(Righe di un dataset di layout)
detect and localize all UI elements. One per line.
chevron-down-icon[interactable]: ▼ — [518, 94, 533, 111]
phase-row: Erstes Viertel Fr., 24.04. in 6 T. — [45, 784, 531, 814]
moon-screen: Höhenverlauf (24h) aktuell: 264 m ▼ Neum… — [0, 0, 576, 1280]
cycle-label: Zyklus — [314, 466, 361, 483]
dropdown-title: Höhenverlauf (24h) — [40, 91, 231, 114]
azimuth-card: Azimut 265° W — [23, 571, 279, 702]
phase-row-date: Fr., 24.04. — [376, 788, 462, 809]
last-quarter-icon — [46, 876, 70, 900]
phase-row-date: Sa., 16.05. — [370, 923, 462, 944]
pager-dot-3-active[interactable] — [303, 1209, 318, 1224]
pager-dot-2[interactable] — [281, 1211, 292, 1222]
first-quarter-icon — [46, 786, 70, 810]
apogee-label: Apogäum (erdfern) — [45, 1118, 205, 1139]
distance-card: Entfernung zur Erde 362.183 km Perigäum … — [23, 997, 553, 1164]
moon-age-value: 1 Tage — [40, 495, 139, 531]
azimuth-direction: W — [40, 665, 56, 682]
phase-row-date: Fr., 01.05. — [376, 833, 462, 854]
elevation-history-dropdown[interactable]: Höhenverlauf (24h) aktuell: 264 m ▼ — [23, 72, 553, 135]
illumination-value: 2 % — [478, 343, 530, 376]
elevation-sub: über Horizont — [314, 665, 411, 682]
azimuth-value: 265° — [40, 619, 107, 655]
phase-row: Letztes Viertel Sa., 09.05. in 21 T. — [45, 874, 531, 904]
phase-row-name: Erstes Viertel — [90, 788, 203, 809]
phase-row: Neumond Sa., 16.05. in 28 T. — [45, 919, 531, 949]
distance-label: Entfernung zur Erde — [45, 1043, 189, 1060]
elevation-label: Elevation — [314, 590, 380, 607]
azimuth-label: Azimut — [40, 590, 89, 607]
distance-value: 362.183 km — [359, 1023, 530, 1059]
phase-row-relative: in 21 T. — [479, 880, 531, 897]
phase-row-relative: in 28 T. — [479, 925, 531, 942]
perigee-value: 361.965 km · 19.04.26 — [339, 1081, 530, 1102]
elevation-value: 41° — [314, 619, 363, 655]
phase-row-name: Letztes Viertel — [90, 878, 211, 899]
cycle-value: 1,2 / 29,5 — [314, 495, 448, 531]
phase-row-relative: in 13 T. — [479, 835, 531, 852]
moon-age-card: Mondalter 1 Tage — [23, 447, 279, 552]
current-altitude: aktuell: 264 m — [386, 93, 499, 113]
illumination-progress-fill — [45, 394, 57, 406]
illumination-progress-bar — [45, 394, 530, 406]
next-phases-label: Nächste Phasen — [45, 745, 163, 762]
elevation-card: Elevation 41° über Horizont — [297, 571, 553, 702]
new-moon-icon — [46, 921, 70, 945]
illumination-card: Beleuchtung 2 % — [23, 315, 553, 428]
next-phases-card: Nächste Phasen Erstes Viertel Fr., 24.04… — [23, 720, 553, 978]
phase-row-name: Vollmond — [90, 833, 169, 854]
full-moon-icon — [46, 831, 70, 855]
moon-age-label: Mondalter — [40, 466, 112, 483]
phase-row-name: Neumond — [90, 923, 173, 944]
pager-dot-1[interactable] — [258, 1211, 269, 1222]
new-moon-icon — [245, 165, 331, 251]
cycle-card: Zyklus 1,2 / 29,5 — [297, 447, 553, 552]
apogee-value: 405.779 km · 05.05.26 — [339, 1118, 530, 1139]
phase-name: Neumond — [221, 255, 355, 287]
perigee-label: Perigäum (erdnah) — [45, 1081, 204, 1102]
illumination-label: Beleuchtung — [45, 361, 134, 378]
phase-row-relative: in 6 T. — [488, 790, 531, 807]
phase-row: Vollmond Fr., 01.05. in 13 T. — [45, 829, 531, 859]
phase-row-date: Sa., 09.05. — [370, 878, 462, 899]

• [IL TUO OBIETTIVO] Riproduci tutte le righe dell'elenco qui sopra, identiche e senza alcuna modifica.

• [RISPOSTA ESERCIZIO]
detect and localize all UI elements. One per line.
chevron-down-icon[interactable]: ▼ — [518, 94, 533, 111]
phase-row: Erstes Viertel Fr., 24.04. in 6 T. — [45, 784, 531, 814]
moon-screen: Höhenverlauf (24h) aktuell: 264 m ▼ Neum… — [0, 0, 576, 1280]
cycle-label: Zyklus — [314, 466, 361, 483]
dropdown-title: Höhenverlauf (24h) — [40, 91, 231, 114]
azimuth-card: Azimut 265° W — [23, 571, 279, 702]
phase-row-date: Fr., 24.04. — [376, 788, 462, 809]
last-quarter-icon — [46, 876, 70, 900]
phase-row-date: Sa., 16.05. — [370, 923, 462, 944]
pager-dot-3-active[interactable] — [303, 1209, 318, 1224]
pager-dot-2[interactable] — [281, 1211, 292, 1222]
first-quarter-icon — [46, 786, 70, 810]
apogee-label: Apogäum (erdfern) — [45, 1118, 205, 1139]
distance-card: Entfernung zur Erde 362.183 km Perigäum … — [23, 997, 553, 1164]
moon-age-value: 1 Tage — [40, 495, 139, 531]
azimuth-direction: W — [40, 665, 56, 682]
phase-row-date: Fr., 01.05. — [376, 833, 462, 854]
elevation-history-dropdown[interactable]: Höhenverlauf (24h) aktuell: 264 m ▼ — [23, 72, 553, 135]
illumination-value: 2 % — [478, 343, 530, 376]
elevation-sub: über Horizont — [314, 665, 411, 682]
azimuth-value: 265° — [40, 619, 107, 655]
phase-row: Letztes Viertel Sa., 09.05. in 21 T. — [45, 874, 531, 904]
phase-row-name: Erstes Viertel — [90, 788, 203, 809]
phase-row: Neumond Sa., 16.05. in 28 T. — [45, 919, 531, 949]
distance-label: Entfernung zur Erde — [45, 1043, 189, 1060]
elevation-label: Elevation — [314, 590, 380, 607]
azimuth-label: Azimut — [40, 590, 89, 607]
distance-value: 362.183 km — [359, 1023, 530, 1059]
phase-row-relative: in 21 T. — [479, 880, 531, 897]
phase-row-relative: in 28 T. — [479, 925, 531, 942]
perigee-value: 361.965 km · 19.04.26 — [339, 1081, 530, 1102]
elevation-value: 41° — [314, 619, 363, 655]
phase-row-name: Letztes Viertel — [90, 878, 211, 899]
cycle-value: 1,2 / 29,5 — [314, 495, 448, 531]
phase-row-relative: in 13 T. — [479, 835, 531, 852]
moon-age-card: Mondalter 1 Tage — [23, 447, 279, 552]
current-altitude: aktuell: 264 m — [386, 93, 499, 113]
illumination-progress-fill — [45, 394, 57, 406]
illumination-progress-bar — [45, 394, 530, 406]
next-phases-label: Nächste Phasen — [45, 745, 163, 762]
elevation-card: Elevation 41° über Horizont — [297, 571, 553, 702]
new-moon-icon — [46, 921, 70, 945]
illumination-card: Beleuchtung 2 % — [23, 315, 553, 428]
next-phases-card: Nächste Phasen Erstes Viertel Fr., 24.04… — [23, 720, 553, 978]
phase-row-name: Vollmond — [90, 833, 169, 854]
full-moon-icon — [46, 831, 70, 855]
moon-age-label: Mondalter — [40, 466, 112, 483]
phase-row-name: Neumond — [90, 923, 173, 944]
pager-dot-1[interactable] — [258, 1211, 269, 1222]
new-moon-icon — [245, 165, 331, 251]
cycle-card: Zyklus 1,2 / 29,5 — [297, 447, 553, 552]
apogee-value: 405.779 km · 05.05.26 — [339, 1118, 530, 1139]
phase-name: Neumond — [221, 255, 355, 287]
perigee-label: Perigäum (erdnah) — [45, 1081, 204, 1102]
illumination-label: Beleuchtung — [45, 361, 134, 378]
phase-row-relative: in 6 T. — [488, 790, 531, 807]
phase-row: Vollmond Fr., 01.05. in 13 T. — [45, 829, 531, 859]
phase-row-date: Sa., 09.05. — [370, 878, 462, 899]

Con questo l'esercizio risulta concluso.